Records of elements and coordinates

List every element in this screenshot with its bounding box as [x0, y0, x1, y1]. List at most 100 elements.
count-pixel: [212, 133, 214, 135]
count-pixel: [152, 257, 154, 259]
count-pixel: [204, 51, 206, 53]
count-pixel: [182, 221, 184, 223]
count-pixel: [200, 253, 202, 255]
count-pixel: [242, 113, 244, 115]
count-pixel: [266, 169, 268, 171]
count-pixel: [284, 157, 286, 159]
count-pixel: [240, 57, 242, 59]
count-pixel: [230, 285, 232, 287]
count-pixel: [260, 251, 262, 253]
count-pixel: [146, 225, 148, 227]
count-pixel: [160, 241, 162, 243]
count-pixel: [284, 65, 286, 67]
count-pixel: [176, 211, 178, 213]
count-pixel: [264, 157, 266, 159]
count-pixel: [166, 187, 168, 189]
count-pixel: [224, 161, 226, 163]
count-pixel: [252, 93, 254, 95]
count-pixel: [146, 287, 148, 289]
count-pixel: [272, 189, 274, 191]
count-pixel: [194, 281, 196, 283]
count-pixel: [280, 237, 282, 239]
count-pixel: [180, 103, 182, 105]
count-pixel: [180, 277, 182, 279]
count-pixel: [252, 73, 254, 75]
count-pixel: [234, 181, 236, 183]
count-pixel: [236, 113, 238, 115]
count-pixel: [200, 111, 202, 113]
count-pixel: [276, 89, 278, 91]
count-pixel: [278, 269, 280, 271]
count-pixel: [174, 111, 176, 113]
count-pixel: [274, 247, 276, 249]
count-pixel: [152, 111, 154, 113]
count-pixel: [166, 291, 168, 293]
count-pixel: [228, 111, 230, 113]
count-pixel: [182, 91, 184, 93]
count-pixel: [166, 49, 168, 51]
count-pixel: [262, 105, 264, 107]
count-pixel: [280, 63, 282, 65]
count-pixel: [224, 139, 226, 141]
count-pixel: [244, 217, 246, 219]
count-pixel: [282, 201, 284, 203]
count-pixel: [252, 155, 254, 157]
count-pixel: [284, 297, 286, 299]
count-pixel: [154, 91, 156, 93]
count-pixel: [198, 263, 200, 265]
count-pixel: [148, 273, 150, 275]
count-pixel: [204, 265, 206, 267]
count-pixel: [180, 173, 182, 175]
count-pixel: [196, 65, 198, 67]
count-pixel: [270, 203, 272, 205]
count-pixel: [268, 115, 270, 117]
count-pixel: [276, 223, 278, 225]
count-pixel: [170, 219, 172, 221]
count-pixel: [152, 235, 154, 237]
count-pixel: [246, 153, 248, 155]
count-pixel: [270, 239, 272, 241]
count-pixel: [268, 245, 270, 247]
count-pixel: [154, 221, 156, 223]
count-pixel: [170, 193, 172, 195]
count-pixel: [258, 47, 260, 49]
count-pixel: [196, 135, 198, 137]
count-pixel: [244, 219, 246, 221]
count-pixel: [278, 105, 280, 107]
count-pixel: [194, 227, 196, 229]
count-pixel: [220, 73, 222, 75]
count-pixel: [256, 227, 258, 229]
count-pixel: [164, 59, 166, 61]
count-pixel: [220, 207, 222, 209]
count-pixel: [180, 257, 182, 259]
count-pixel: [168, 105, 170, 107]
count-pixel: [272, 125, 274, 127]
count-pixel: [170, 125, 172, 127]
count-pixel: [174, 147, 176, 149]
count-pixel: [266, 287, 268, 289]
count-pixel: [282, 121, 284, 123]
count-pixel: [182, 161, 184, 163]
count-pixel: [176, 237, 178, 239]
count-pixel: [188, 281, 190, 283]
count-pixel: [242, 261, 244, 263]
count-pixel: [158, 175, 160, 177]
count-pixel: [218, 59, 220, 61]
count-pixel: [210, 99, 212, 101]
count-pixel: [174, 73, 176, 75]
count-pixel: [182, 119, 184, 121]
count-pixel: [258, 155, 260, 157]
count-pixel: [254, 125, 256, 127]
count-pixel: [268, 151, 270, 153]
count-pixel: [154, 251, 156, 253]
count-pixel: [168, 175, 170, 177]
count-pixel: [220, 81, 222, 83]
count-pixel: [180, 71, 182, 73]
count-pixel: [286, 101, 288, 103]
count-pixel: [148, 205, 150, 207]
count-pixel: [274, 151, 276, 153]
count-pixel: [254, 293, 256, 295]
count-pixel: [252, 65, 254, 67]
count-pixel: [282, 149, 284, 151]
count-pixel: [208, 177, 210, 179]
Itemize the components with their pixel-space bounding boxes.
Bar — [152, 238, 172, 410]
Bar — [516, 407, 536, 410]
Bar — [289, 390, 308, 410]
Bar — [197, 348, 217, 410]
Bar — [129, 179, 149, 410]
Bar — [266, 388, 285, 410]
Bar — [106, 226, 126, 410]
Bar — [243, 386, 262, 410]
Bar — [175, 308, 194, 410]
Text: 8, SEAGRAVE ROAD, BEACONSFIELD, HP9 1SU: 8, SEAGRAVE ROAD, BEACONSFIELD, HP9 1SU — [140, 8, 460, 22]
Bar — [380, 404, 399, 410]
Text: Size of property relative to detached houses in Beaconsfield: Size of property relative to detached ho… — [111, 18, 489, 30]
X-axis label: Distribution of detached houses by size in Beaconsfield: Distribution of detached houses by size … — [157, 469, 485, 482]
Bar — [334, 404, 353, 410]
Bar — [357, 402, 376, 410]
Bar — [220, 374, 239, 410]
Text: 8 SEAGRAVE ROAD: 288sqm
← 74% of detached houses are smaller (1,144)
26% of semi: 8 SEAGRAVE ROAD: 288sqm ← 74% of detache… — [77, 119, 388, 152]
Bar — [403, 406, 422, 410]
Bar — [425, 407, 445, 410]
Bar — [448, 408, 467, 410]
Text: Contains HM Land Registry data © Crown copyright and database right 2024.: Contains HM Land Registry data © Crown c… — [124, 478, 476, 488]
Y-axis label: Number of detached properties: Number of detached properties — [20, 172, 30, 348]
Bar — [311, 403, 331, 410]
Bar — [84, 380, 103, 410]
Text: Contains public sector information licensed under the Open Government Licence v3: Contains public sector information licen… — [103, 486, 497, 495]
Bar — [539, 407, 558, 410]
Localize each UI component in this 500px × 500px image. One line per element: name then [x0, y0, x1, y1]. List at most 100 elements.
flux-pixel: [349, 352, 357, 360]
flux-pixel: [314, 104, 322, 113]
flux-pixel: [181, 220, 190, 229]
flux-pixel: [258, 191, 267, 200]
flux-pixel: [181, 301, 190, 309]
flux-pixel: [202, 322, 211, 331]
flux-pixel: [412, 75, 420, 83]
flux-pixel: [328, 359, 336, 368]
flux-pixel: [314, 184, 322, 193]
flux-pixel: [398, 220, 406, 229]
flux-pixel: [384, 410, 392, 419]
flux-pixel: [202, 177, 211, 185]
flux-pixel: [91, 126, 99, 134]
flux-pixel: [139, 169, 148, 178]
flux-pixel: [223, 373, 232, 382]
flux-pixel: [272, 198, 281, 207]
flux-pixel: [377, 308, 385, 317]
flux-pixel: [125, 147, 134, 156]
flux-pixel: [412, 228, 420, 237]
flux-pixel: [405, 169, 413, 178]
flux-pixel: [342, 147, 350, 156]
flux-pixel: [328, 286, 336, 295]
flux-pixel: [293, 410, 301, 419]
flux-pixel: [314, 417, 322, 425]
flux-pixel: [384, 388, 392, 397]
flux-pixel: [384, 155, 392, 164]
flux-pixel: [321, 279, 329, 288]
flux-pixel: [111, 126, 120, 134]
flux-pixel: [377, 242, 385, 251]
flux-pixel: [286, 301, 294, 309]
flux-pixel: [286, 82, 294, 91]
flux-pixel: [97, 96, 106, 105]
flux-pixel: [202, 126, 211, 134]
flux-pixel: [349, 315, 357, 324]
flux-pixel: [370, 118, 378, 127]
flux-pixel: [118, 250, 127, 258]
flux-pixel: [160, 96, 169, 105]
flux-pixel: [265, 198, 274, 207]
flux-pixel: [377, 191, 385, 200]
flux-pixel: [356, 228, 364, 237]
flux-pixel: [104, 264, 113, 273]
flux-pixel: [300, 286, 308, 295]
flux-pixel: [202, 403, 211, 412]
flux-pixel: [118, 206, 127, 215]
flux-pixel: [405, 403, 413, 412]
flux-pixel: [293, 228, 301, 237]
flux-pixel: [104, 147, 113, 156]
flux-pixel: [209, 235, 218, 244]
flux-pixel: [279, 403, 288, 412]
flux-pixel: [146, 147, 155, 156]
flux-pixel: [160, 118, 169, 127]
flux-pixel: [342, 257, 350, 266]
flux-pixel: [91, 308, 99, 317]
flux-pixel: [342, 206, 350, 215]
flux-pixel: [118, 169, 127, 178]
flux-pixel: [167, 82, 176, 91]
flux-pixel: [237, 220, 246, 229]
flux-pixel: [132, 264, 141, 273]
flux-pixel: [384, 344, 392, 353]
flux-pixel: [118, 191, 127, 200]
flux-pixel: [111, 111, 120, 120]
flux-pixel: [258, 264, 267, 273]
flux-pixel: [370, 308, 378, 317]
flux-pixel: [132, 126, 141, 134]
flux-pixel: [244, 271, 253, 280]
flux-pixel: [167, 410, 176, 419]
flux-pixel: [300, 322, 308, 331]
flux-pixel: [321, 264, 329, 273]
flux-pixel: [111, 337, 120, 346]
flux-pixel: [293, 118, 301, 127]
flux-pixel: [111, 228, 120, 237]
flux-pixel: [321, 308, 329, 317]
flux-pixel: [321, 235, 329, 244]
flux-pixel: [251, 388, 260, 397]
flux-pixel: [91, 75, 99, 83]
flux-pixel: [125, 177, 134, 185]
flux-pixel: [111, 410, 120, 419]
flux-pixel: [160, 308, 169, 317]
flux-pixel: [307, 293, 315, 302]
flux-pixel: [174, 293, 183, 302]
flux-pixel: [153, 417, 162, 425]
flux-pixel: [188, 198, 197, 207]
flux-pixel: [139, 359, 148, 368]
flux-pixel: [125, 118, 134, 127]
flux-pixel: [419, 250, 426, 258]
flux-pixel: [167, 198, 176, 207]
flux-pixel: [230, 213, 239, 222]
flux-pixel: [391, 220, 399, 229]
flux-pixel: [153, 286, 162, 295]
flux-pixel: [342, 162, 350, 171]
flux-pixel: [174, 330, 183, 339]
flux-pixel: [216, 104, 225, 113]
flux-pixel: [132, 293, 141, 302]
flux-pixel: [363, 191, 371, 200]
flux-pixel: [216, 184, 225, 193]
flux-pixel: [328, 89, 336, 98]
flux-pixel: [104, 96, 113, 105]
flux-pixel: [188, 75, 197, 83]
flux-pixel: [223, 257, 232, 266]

What is needed
How many lines in the material above contain the string "houses"? Reply with the number alone.

Response to the task
3